What you are asked to do:
Locate the string "page" throughout the material and copy every line in which it occurs.

........

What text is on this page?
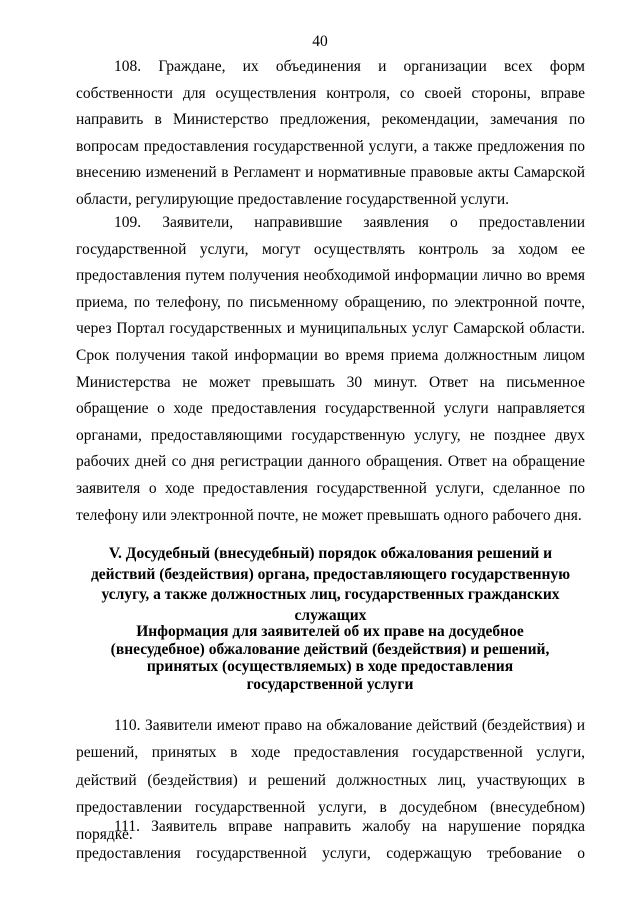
40

108. Граждане, их объединения и организации всех форм собственности для осуществления контроля, со своей стороны, вправе направить в Министерство предложения, рекомендации, замечания по вопросам предоставления государственной услуги, а также предложения по внесению изменений в Регламент и нормативные правовые акты Самарской области, регулирующие предоставление государственной услуги.

109. Заявители, направившие заявления о предоставлении государственной услуги, могут осуществлять контроль за ходом ее предоставления путем получения необходимой информации лично во время приема, по телефону, по письменному обращению, по электронной почте, через Портал государственных и муниципальных услуг Самарской области. Срок получения такой информации во время приема должностным лицом Министерства не может превышать 30 минут. Ответ на письменное обращение о ходе предоставления государственной услуги направляется органами, предоставляющими государственную услугу, не позднее двух рабочих дней со дня регистрации данного обращения. Ответ на обращение заявителя о ходе предоставления государственной услуги, сделанное по телефону или электронной почте, не может превышать одного рабочего дня.

V. Досудебный (внесудебный) порядок обжалования решений и действий (бездействия) органа, предоставляющего государственную услугу, а также должностных лиц, государственных гражданских служащих
Информация для заявителей об их праве на досудебное (внесудебное) обжалование действий (бездействия) и решений, принятых (осуществляемых) в ходе предоставления государственной услуги

110. Заявители имеют право на обжалование действий (бездействия) и решений, принятых в ходе предоставления государственной услуги, действий (бездействия) и решений должностных лиц, участвующих в предоставлении государственной услуги, в досудебном (внесудебном) порядке.

111. Заявитель вправе направить жалобу на нарушение порядка предоставления государственной услуги, содержащую требование о
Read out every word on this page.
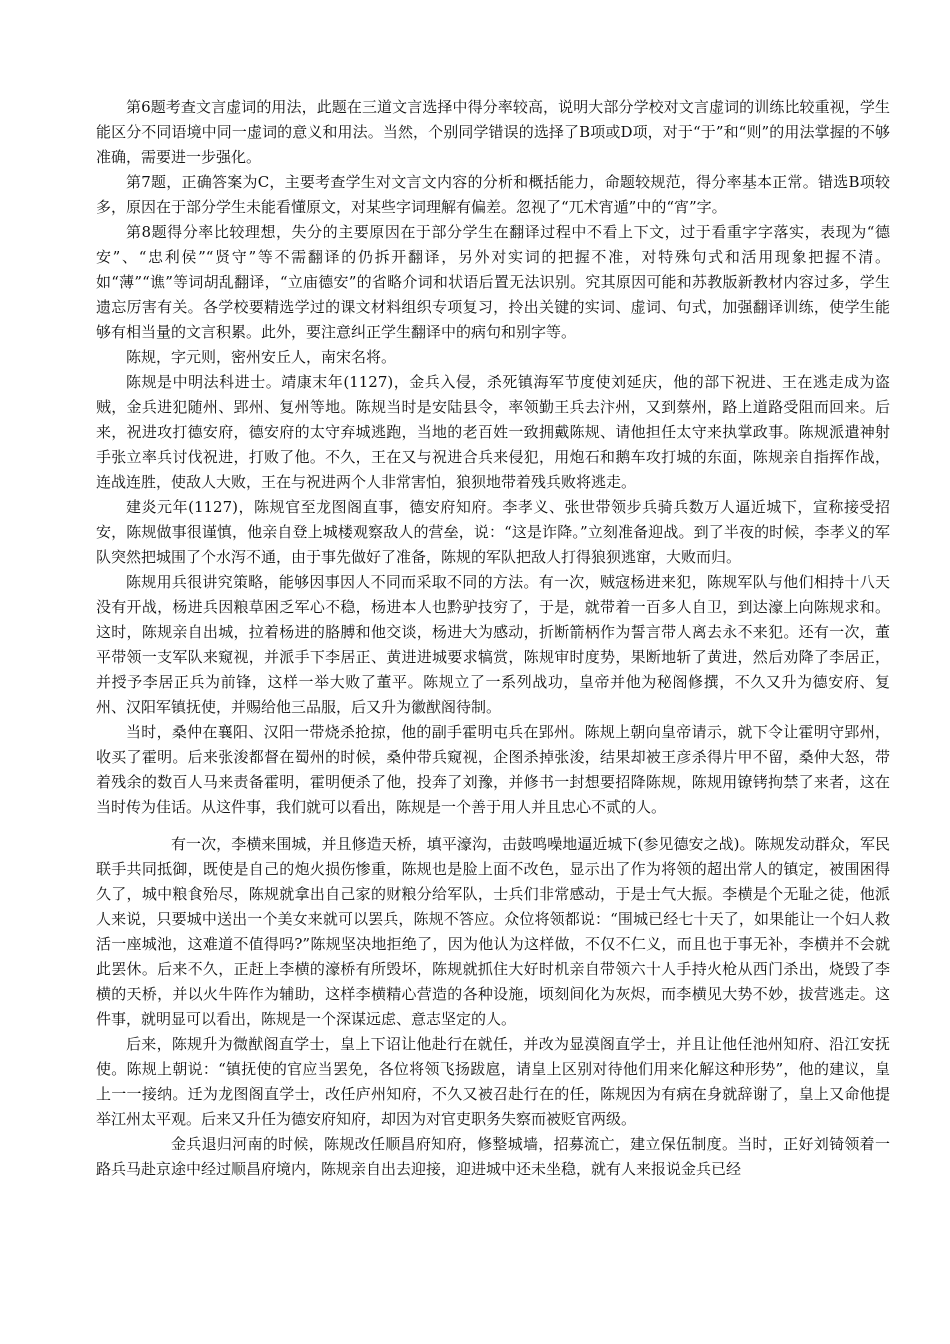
第6题考查文言虚词的用法，此题在三道文言选择中得分率较高，说明大部分学校对文言虚词的训练比较重视，学生能区分不同语境中同一虚词的意义和用法。当然，个别同学错误的选择了B项或D项，对于“于”和“则”的用法掌握的不够准确，需要进一步强化。

第7题，正确答案为C，主要考查学生对文言文内容的分析和概括能力，命题较规范，得分率基本正常。错选B项较多，原因在于部分学生未能看懂原文，对某些字词理解有偏差。忽视了“兀术宵遁”中的“宵”字。

第8题得分率比较理想，失分的主要原因在于部分学生在翻译过程中不看上下文，过于看重字字落实，表现为“德安”、“忠利侯”“贤守”等不需翻译的仍拆开翻译，另外对实词的把握不准，对特殊句式和活用现象把握不清。如“薄”“谯”等词胡乱翻译，“立庙德安”的省略介词和状语后置无法识别。究其原因可能和苏教版新教材内容过多，学生遗忘厉害有关。各学校要精选学过的课文材料组织专项复习，拎出关键的实词、虚词、句式，加强翻译训练，使学生能够有相当量的文言积累。此外，要注意纠正学生翻译中的病句和别字等。

陈规，字元则，密州安丘人，南宋名将。

陈规是中明法科进士。靖康末年(1127)，金兵入侵，杀死镇海军节度使刘延庆，他的部下祝进、王在逃走成为盗贼，金兵进犯随州、郢州、复州等地。陈规当时是安陆县令，率领勤王兵去汴州，又到蔡州，路上道路受阻而回来。后来，祝进攻打德安府，德安府的太守弃城逃跑，当地的老百姓一致拥戴陈规、请他担任太守来执掌政事。陈规派遣神射手张立率兵讨伐祝进，打败了他。不久，王在又与祝进合兵来侵犯，用炮石和鹅车攻打城的东面，陈规亲自指挥作战，连战连胜，使敌人大败，王在与祝进两个人非常害怕，狼狈地带着残兵败将逃走。

建炎元年(1127)，陈规官至龙图阁直事，德安府知府。李孝义、张世带领步兵骑兵数万人逼近城下，宣称接受招安，陈规做事很谨慎，他亲自登上城楼观察敌人的营垒，说：“这是诈降。”立刻准备迎战。到了半夜的时候，李孝义的军队突然把城围了个水泻不通，由于事先做好了准备，陈规的军队把敌人打得狼狈逃窜，大败而归。

陈规用兵很讲究策略，能够因事因人不同而采取不同的方法。有一次，贼寇杨进来犯，陈规军队与他们相持十八天没有开战，杨进兵因粮草困乏军心不稳，杨进本人也黔驴技穷了，于是，就带着一百多人自卫，到达濠上向陈规求和。这时，陈规亲自出城，拉着杨进的胳膊和他交谈，杨进大为感动，折断箭柄作为誓言带人离去永不来犯。还有一次，董平带领一支军队来窥视，并派手下李居正、黄进进城要求犒赏，陈规审时度势，果断地斩了黄进，然后劝降了李居正，并授予李居正兵为前锋，这样一举大败了董平。陈规立了一系列战功，皇帝并他为秘阁修撰，不久又升为德安府、复州、汉阳军镇抚使，并赐给他三品服，后又升为徽猷阁待制。

当时，桑仲在襄阳、汉阳一带烧杀抢掠，他的副手霍明屯兵在郢州。陈规上朝向皇帝请示，就下令让霍明守郢州，收买了霍明。后来张浚都督在蜀州的时候，桑仲带兵窥视，企图杀掉张浚，结果却被王彦杀得片甲不留，桑仲大怒，带着残余的数百人马来责备霍明，霍明便杀了他，投奔了刘豫，并修书一封想要招降陈规，陈规用镣铐拘禁了来者，这在当时传为佳话。从这件事，我们就可以看出，陈规是一个善于用人并且忠心不贰的人。

有一次，李横来围城，并且修造天桥，填平濠沟，击鼓鸣噪地逼近城下(参见德安之战)。陈规发动群众，军民联手共同抵御，既使是自己的炮火损伤惨重，陈规也是脸上面不改色，显示出了作为将领的超出常人的镇定，被围困得久了，城中粮食殆尽，陈规就拿出自己家的财粮分给军队，士兵们非常感动，于是士气大振。李横是个无耻之徒，他派人来说，只要城中送出一个美女来就可以罢兵，陈规不答应。众位将领都说：“围城已经七十天了，如果能让一个妇人救活一座城池，这难道不值得吗?”陈规坚决地拒绝了，因为他认为这样做，不仅不仁义，而且也于事无补，李横并不会就此罢休。后来不久，正赶上李横的濠桥有所毁坏，陈规就抓住大好时机亲自带领六十人手持火枪从西门杀出，烧毁了李横的天桥，并以火牛阵作为辅助，这样李横精心营造的各种设施，顷刻间化为灰烬，而李横见大势不妙，拔营逃走。这件事，就明显可以看出，陈规是一个深谋远虑、意志坚定的人。

后来，陈规升为微猷阁直学士，皇上下诏让他赴行在就任，并改为显漠阁直学士，并且让他任池州知府、沿江安抚使。陈规上朝说：“镇抚使的官应当罢免，各位将领飞扬跋扈，请皇上区别对待他们用来化解这种形势”，他的建议，皇上一一接纳。迁为龙图阁直学士，改任庐州知府，不久又被召赴行在的任，陈规因为有病在身就辞谢了，皇上又命他提举江州太平观。后来又升任为德安府知府，却因为对官吏职务失察而被贬官两级。

金兵退归河南的时候，陈规改任顺昌府知府，修整城墙，招募流亡，建立保伍制度。当时，正好刘锜领着一路兵马赴京途中经过顺昌府境内，陈规亲自出去迎接，迎进城中还未坐稳，就有人来报说金兵已经
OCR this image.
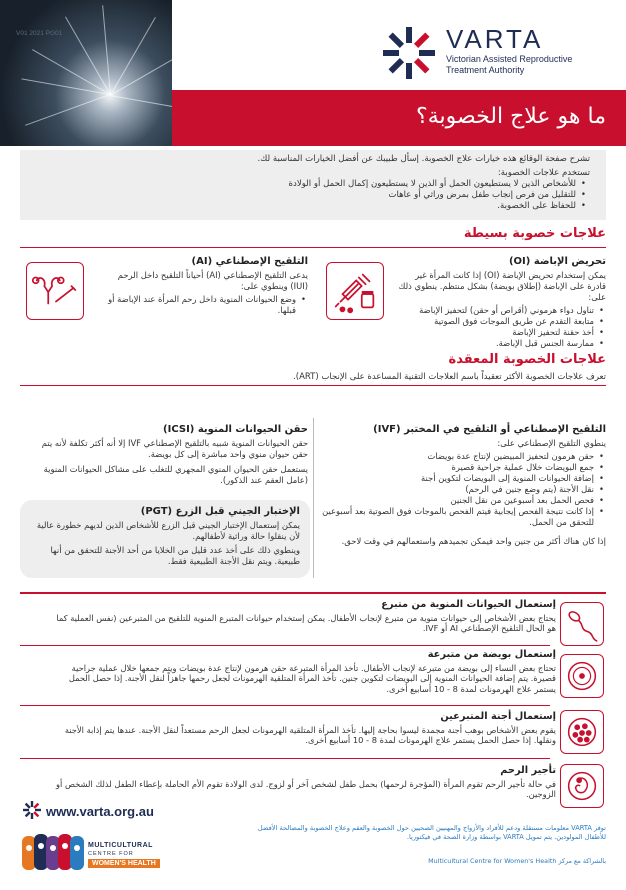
V01 2021 PG01	VARTA
Victorian Assisted Reproductive
Treatment Authority
ما هو علاج الخصوبة؟

تشرح صفحة الوقائع هذه خيارات علاج الخصوبة. إسأل طبيبك عن أفضل الخيارات المناسبة لك.

تستخدم علاجات الخصوبة:

• للأشخاص الذين لا يستطيعون الحمل أو الذين لا يستطيعون إكمال الحمل أو الولادة
• للتقليل من فرص إنجاب طفل بمرض وراثي أو عاهات
• للحفاظ على الخصوبة.
علاجات خصوبة بسيطة
تحريض الإباضة (OI)

يمكن إستخدام تحريض الإباضة (OI) إذا كانت المرأة غير قادرة على الإباضة (إطلاق بويضة) بشكل منتظم. ينطوي ذلك على:

• تناول دواء هرموني (أقراص أو حقن) لتحفيز الإباضة
• متابعة التقدم عن طريق الموجات فوق الصوتية
• أخذ حقنة لتحفيز الإباضة
• ممارسة الجنس قبل الإباضة.
التلقيح الإصطناعي (AI)

يدعى التلقيح الإصطناعي (AI) أحياناً التلقيح داخل الرحم (IUI) وينطوي على:

• وضع الحيوانات المنوية داخل رحم المرأة عند الإباضة أو قبلها.
علاجات الخصوبة المعقدة
تعرف علاجات الخصوبة الأكثر تعقيداً باسم العلاجات التقنية المساعدة على الإنجاب (ART).
التلقيح الإصطناعي أو التلقيح في المختبر (IVF)

ينطوي التلقيح الإصطناعي على:

• حقن هرمون لتحفيز المبيضين لإنتاج عدة بويضات
• جمع البويضات خلال عملية جراحية قصيرة
• إضافة الحيوانات المنوية إلى البويضات لتكوين أجنة
• نقل الأجنة (يتم وضع جنين في الرحم)
• فحص الحمل بعد أسبوعين من نقل الجنين
• إذا كانت نتيجة الفحص إيجابية فيتم الفحص بالموجات فوق الصوتية بعد أسبوعين للتحقق من الحمل.

إذا كان هناك أكثر من جنين واحد فيمكن تجميدهم واستعمالهم في وقت لاحق.

حقن الحيوانات المنوية (ICSI)

حقن الحيوانات المنوية شبيه بالتلقيح الإصطناعي IVF إلا أنه أكثر تكلفة لأنه يتم حقن حيوان منوي واحد مباشرة إلى كل بويضة.

يستعمل حقن الحيوان المنوي المجهري للتغلب على مشاكل الحيوانات المنوية (عامل العقم عند الذكور).

الإختبار الجيني قبل الزرع (PGT)

يمكن إستعمال الإختبار الجيني قبل الزرع للأشخاص الذين لديهم خطورة عالية لأن ينقلوا حالة وراثية لأطفالهم.

وينطوي ذلك على أخذ عدد قليل من الخلايا من أحد الأجنة للتحقق من أنها طبيعية. ويتم نقل الأجنة الطبيعية فقط.

إستعمال الحيوانات المنوية من متبرع

يحتاج بعض الأشخاص إلى حيوانات منوية من متبرع لإنجاب الأطفال. يمكن إستخدام حيوانات المتبرع المنوية للتلقيح من المتبرعين (نفس العملية كما هو الحال التلقيح الإصطناعي AI أو IVF.

إستعمال بويضة من متبرعة

تحتاج بعض النساء إلى بويضة من متبرعة لإنجاب الأطفال. تأخذ المرأة المتبرعة حقن هرمون لإنتاج عدة بويضات ويتم جمعها خلال عملية جراحية قصيرة. يتم إضافة الحيوانات المنوية إلى البويضات لتكوين جنين. تأخذ المرأة المتلقية الهرمونات لجعل رحمها جاهزاً لنقل الأجنة. إذا حصل الحمل يستمر علاج الهرمونات لمدة 8 - 10 أسابيع أخرى.

إستعمال أجنة المتبرعين

يقوم بعض الأشخاص بوهب أجنة مجمدة ليسوا بحاجة إليها. تأخذ المرأة المتلقية الهرمونات لجعل الرحم مستعداً لنقل الأجنة. عندها يتم إذابة الأجنة ونقلها. إذا حصل الحمل يستمر علاج الهرمونات لمدة 8 - 10 أسابيع أخرى.

تأجير الرحم

في حالة تأجير الرحم تقوم المرأة (المؤجرة لرحمها) بحمل طفل لشخص آخر أو لزوج. لدى الولادة تقوم الأم الحاملة بإعطاء الطفل لذلك الشخص أو الزوجين.

www.varta.org.au
توفر VARTA معلومات مستقلة ودعم للأفراد والأزواج والمهنيين الصحيين حول الخصوبة والعقم وعلاج الخصوبة والمصالحة الأفضل للأطفال المولودين. يتم تمويل VARTA بواسطة وزارة الصحة في فيكتوريا.
بالشراكة مع مركز Multicultural Centre for Women's Health
MULTICULTURAL
CENTRE FOR
WOMEN'S HEALTH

........

Exercise response:
What text is on this page?
Read out every word on this page.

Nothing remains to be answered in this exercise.